Dataset entries »
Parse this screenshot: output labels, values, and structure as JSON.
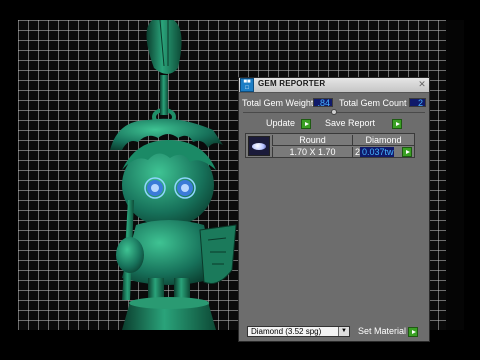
{
  "panel": {
    "title": "GEM REPORTER",
    "total_gem_weight_label": "Total Gem Weight",
    "total_gem_weight_value": ".84",
    "total_gem_count_label": "Total Gem Count",
    "total_gem_count_value": "2",
    "update_label": "Update",
    "save_report_label": "Save Report",
    "table": {
      "headers": [
        "Round",
        "Diamond"
      ],
      "rows": [
        {
          "size": "1.70 X 1.70",
          "count": "2",
          "weight": "0.037tw"
        }
      ]
    },
    "material_select": "Diamond    (3.52 spg)",
    "set_material_label": "Set Material"
  },
  "colors": {
    "figure": "#1a7f5f",
    "value_bg": "#101a6a",
    "value_text": "#46b4ff",
    "go_button": "#3aa024"
  },
  "icons": {
    "app": "gem-reporter-icon",
    "close": "close-icon",
    "go": "green-play-icon",
    "gem": "round-diamond-icon",
    "dropdown": "chevron-down-icon"
  }
}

Prompt » Repeat all of the records verbatim, leaving out the pictures.

Written solution »
Parse this screenshot: output labels, values, and structure as JSON.
{
  "panel": {
    "title": "GEM REPORTER",
    "total_gem_weight_label": "Total Gem Weight",
    "total_gem_weight_value": ".84",
    "total_gem_count_label": "Total Gem Count",
    "total_gem_count_value": "2",
    "update_label": "Update",
    "save_report_label": "Save Report",
    "table": {
      "headers": [
        "Round",
        "Diamond"
      ],
      "rows": [
        {
          "size": "1.70 X 1.70",
          "count": "2",
          "weight": "0.037tw"
        }
      ]
    },
    "material_select": "Diamond    (3.52 spg)",
    "set_material_label": "Set Material"
  },
  "colors": {
    "figure": "#1a7f5f",
    "value_bg": "#101a6a",
    "value_text": "#46b4ff",
    "go_button": "#3aa024"
  },
  "icons": {
    "app": "gem-reporter-icon",
    "close": "close-icon",
    "go": "green-play-icon",
    "gem": "round-diamond-icon",
    "dropdown": "chevron-down-icon"
  }
}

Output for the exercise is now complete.